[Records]
************
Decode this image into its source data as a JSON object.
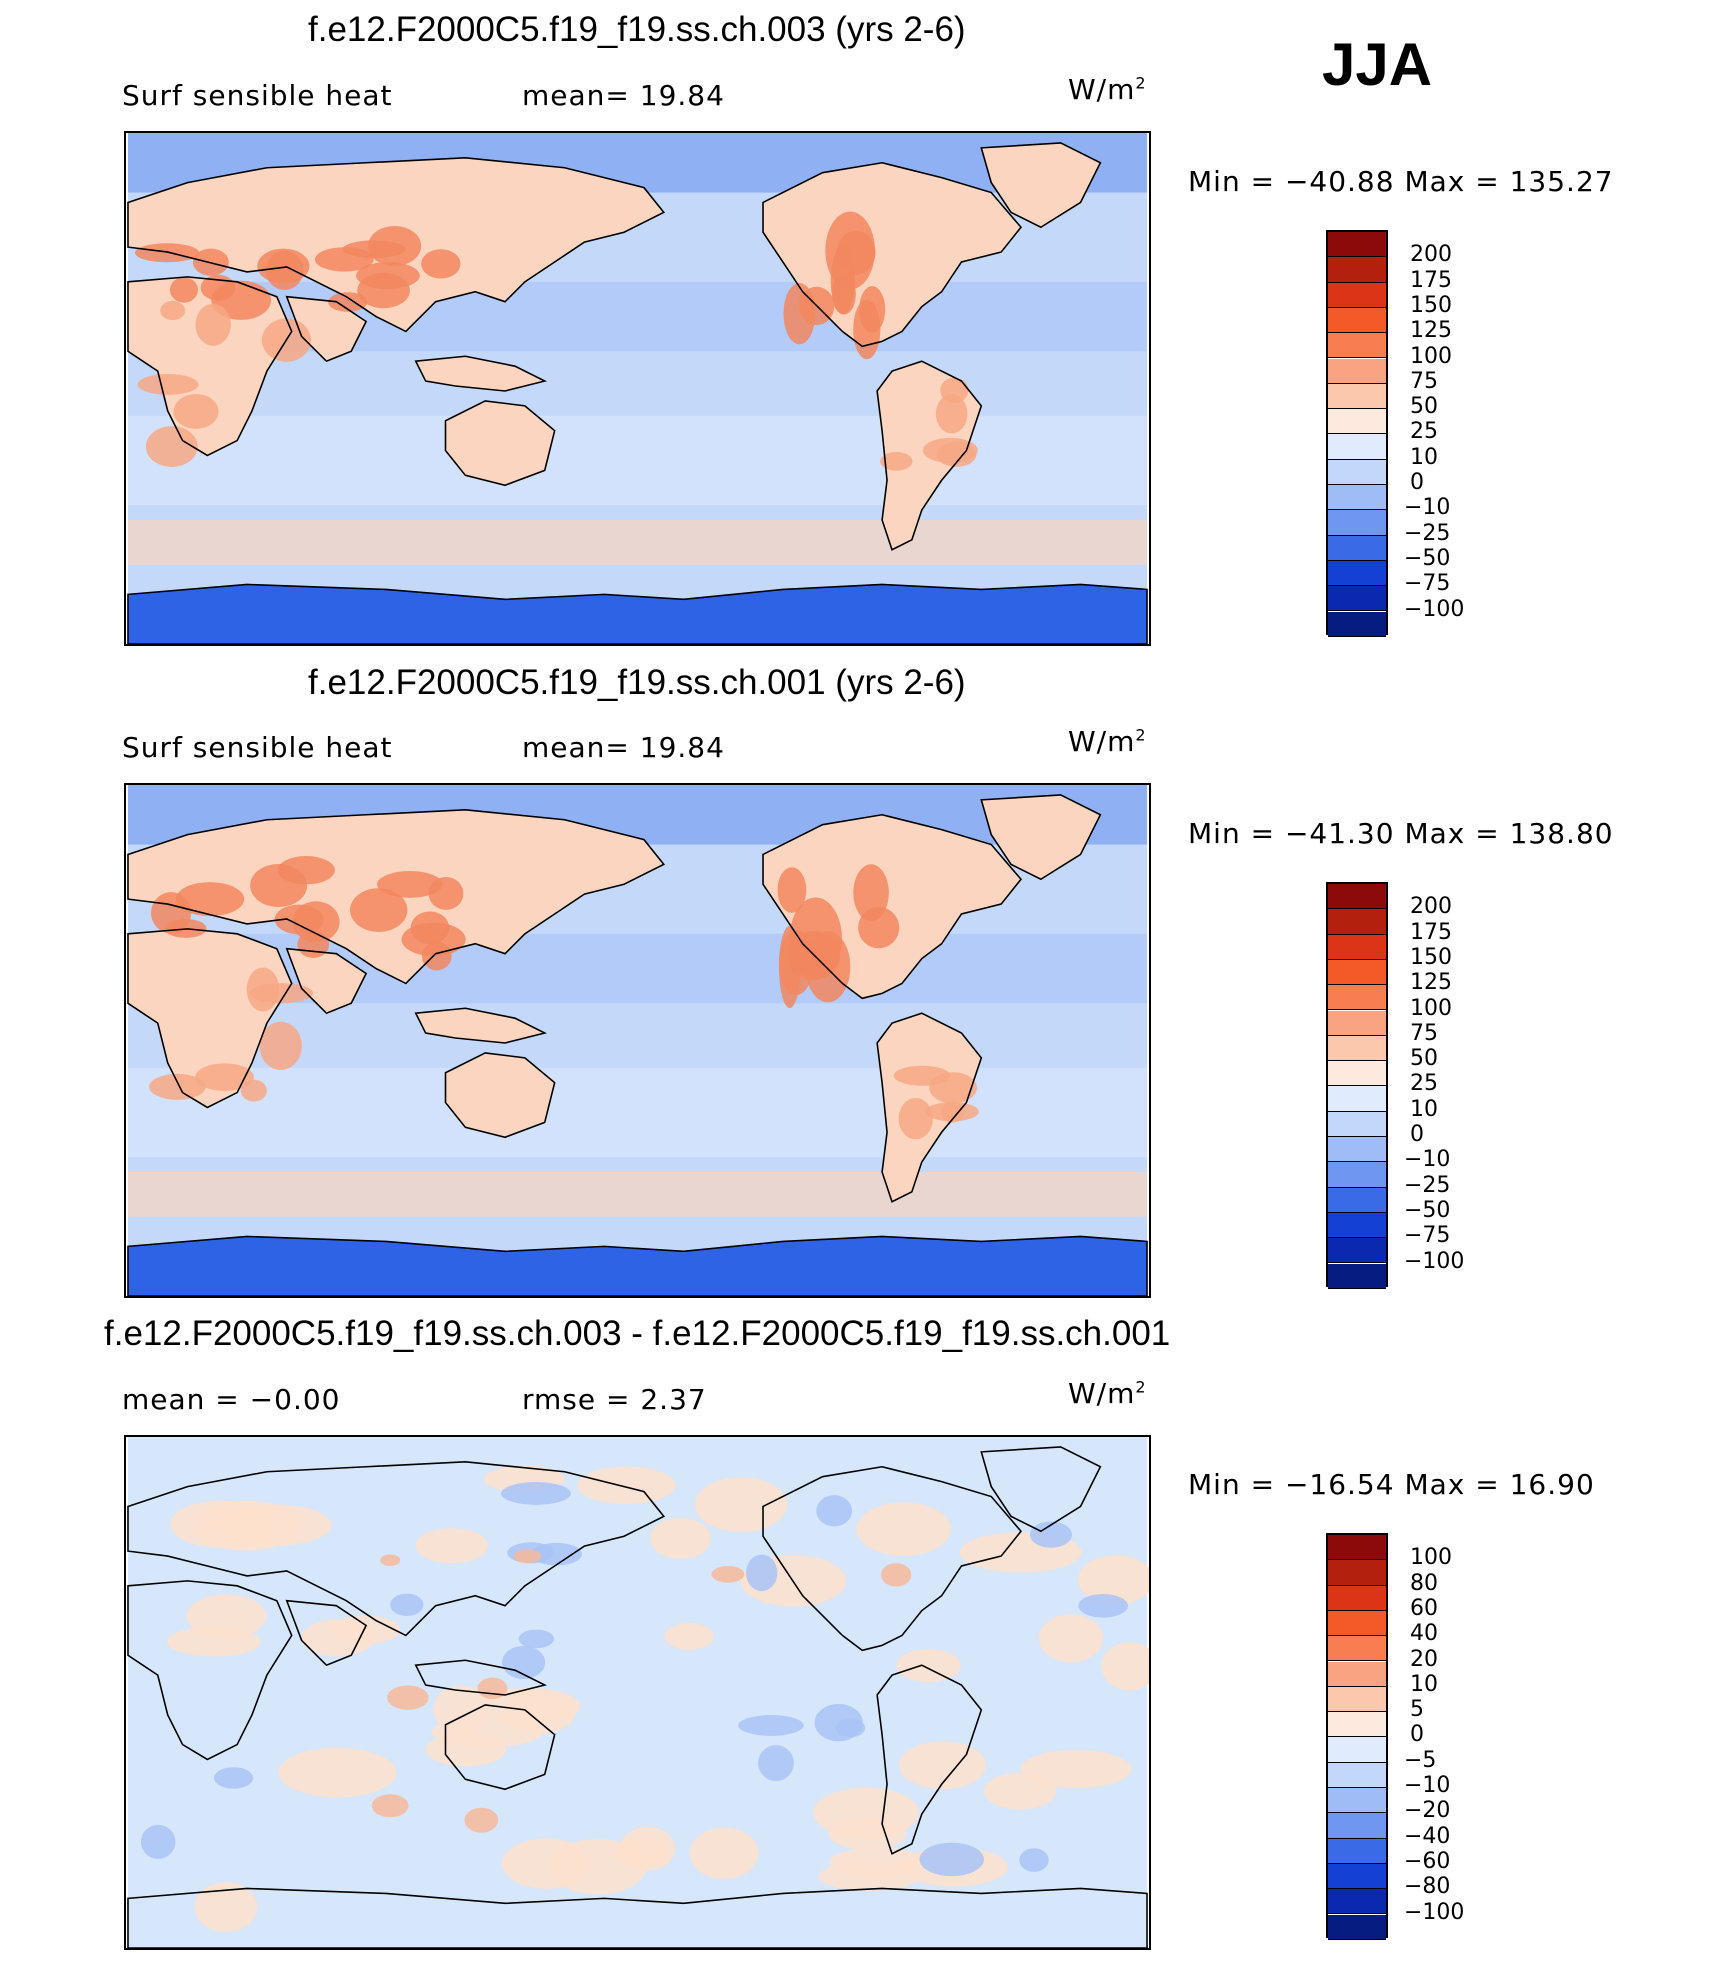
{
  "season": "JJA",
  "colors": {
    "ocean_blue": "#c4d8fa",
    "ice_blue": "#2f63e6",
    "land_warm": "#fbd5bf",
    "land_hot": "#f2875f",
    "diff_bg": "#d6e6fb",
    "diff_warm": "#fde1cc"
  },
  "chart_data": [
    {
      "type": "heatmap",
      "title": "f.e12.F2000C5.f19_f19.ss.ch.003 (yrs 2-6)",
      "left_label": "Surf  sensible  heat",
      "stat_label": "mean=   19.84",
      "units": "W/m",
      "units_exp": "2",
      "min_max": "Min  =  −40.88  Max  =  135.27",
      "min": -40.88,
      "max": 135.27,
      "mean": 19.84,
      "colorbar_labels": [
        "200",
        "175",
        "150",
        "125",
        "100",
        "75",
        "50",
        "25",
        "10",
        "0",
        "−10",
        "−25",
        "−50",
        "−75",
        "−100"
      ],
      "colorbar_colors": [
        "#8c0a0a",
        "#b4200e",
        "#dc3417",
        "#f45a28",
        "#f87d50",
        "#f9a383",
        "#fbc8ae",
        "#fde9dd",
        "#e0ecfd",
        "#c2d7fa",
        "#9fbcf6",
        "#6f96f0",
        "#3b6ae6",
        "#1440d4",
        "#0a28b0",
        "#061c80"
      ]
    },
    {
      "type": "heatmap",
      "title": "f.e12.F2000C5.f19_f19.ss.ch.001 (yrs 2-6)",
      "left_label": "Surf  sensible  heat",
      "stat_label": "mean=   19.84",
      "units": "W/m",
      "units_exp": "2",
      "min_max": "Min  =  −41.30  Max  =  138.80",
      "min": -41.3,
      "max": 138.8,
      "mean": 19.84,
      "colorbar_labels": [
        "200",
        "175",
        "150",
        "125",
        "100",
        "75",
        "50",
        "25",
        "10",
        "0",
        "−10",
        "−25",
        "−50",
        "−75",
        "−100"
      ],
      "colorbar_colors": [
        "#8c0a0a",
        "#b4200e",
        "#dc3417",
        "#f45a28",
        "#f87d50",
        "#f9a383",
        "#fbc8ae",
        "#fde9dd",
        "#e0ecfd",
        "#c2d7fa",
        "#9fbcf6",
        "#6f96f0",
        "#3b6ae6",
        "#1440d4",
        "#0a28b0",
        "#061c80"
      ]
    },
    {
      "type": "heatmap",
      "title": "f.e12.F2000C5.f19_f19.ss.ch.003 - f.e12.F2000C5.f19_f19.ss.ch.001",
      "left_label": "mean  =   −0.00",
      "stat_label": "rmse  =     2.37",
      "units": "W/m",
      "units_exp": "2",
      "min_max": "Min  =  −16.54  Max  =    16.90",
      "min": -16.54,
      "max": 16.9,
      "mean": -0.0,
      "rmse": 2.37,
      "colorbar_labels": [
        "100",
        "80",
        "60",
        "40",
        "20",
        "10",
        "5",
        "0",
        "−5",
        "−10",
        "−20",
        "−40",
        "−60",
        "−80",
        "−100"
      ],
      "colorbar_colors": [
        "#8c0a0a",
        "#b4200e",
        "#dc3417",
        "#f45a28",
        "#f87d50",
        "#f9a383",
        "#fbc8ae",
        "#fde9dd",
        "#e0ecfd",
        "#c2d7fa",
        "#9fbcf6",
        "#6f96f0",
        "#3b6ae6",
        "#1440d4",
        "#0a28b0",
        "#061c80"
      ]
    }
  ]
}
************
The exercise:
Reproduce each line word for word and drop the pictures.

Response for this exercise:
Decode this image into its source data as a JSON object.
{
  "season": "JJA",
  "colors": {
    "ocean_blue": "#c4d8fa",
    "ice_blue": "#2f63e6",
    "land_warm": "#fbd5bf",
    "land_hot": "#f2875f",
    "diff_bg": "#d6e6fb",
    "diff_warm": "#fde1cc"
  },
  "chart_data": [
    {
      "type": "heatmap",
      "title": "f.e12.F2000C5.f19_f19.ss.ch.003 (yrs 2-6)",
      "left_label": "Surf  sensible  heat",
      "stat_label": "mean=   19.84",
      "units": "W/m",
      "units_exp": "2",
      "min_max": "Min  =  −40.88  Max  =  135.27",
      "min": -40.88,
      "max": 135.27,
      "mean": 19.84,
      "colorbar_labels": [
        "200",
        "175",
        "150",
        "125",
        "100",
        "75",
        "50",
        "25",
        "10",
        "0",
        "−10",
        "−25",
        "−50",
        "−75",
        "−100"
      ],
      "colorbar_colors": [
        "#8c0a0a",
        "#b4200e",
        "#dc3417",
        "#f45a28",
        "#f87d50",
        "#f9a383",
        "#fbc8ae",
        "#fde9dd",
        "#e0ecfd",
        "#c2d7fa",
        "#9fbcf6",
        "#6f96f0",
        "#3b6ae6",
        "#1440d4",
        "#0a28b0",
        "#061c80"
      ]
    },
    {
      "type": "heatmap",
      "title": "f.e12.F2000C5.f19_f19.ss.ch.001 (yrs 2-6)",
      "left_label": "Surf  sensible  heat",
      "stat_label": "mean=   19.84",
      "units": "W/m",
      "units_exp": "2",
      "min_max": "Min  =  −41.30  Max  =  138.80",
      "min": -41.3,
      "max": 138.8,
      "mean": 19.84,
      "colorbar_labels": [
        "200",
        "175",
        "150",
        "125",
        "100",
        "75",
        "50",
        "25",
        "10",
        "0",
        "−10",
        "−25",
        "−50",
        "−75",
        "−100"
      ],
      "colorbar_colors": [
        "#8c0a0a",
        "#b4200e",
        "#dc3417",
        "#f45a28",
        "#f87d50",
        "#f9a383",
        "#fbc8ae",
        "#fde9dd",
        "#e0ecfd",
        "#c2d7fa",
        "#9fbcf6",
        "#6f96f0",
        "#3b6ae6",
        "#1440d4",
        "#0a28b0",
        "#061c80"
      ]
    },
    {
      "type": "heatmap",
      "title": "f.e12.F2000C5.f19_f19.ss.ch.003 - f.e12.F2000C5.f19_f19.ss.ch.001",
      "left_label": "mean  =   −0.00",
      "stat_label": "rmse  =     2.37",
      "units": "W/m",
      "units_exp": "2",
      "min_max": "Min  =  −16.54  Max  =    16.90",
      "min": -16.54,
      "max": 16.9,
      "mean": -0.0,
      "rmse": 2.37,
      "colorbar_labels": [
        "100",
        "80",
        "60",
        "40",
        "20",
        "10",
        "5",
        "0",
        "−5",
        "−10",
        "−20",
        "−40",
        "−60",
        "−80",
        "−100"
      ],
      "colorbar_colors": [
        "#8c0a0a",
        "#b4200e",
        "#dc3417",
        "#f45a28",
        "#f87d50",
        "#f9a383",
        "#fbc8ae",
        "#fde9dd",
        "#e0ecfd",
        "#c2d7fa",
        "#9fbcf6",
        "#6f96f0",
        "#3b6ae6",
        "#1440d4",
        "#0a28b0",
        "#061c80"
      ]
    }
  ]
}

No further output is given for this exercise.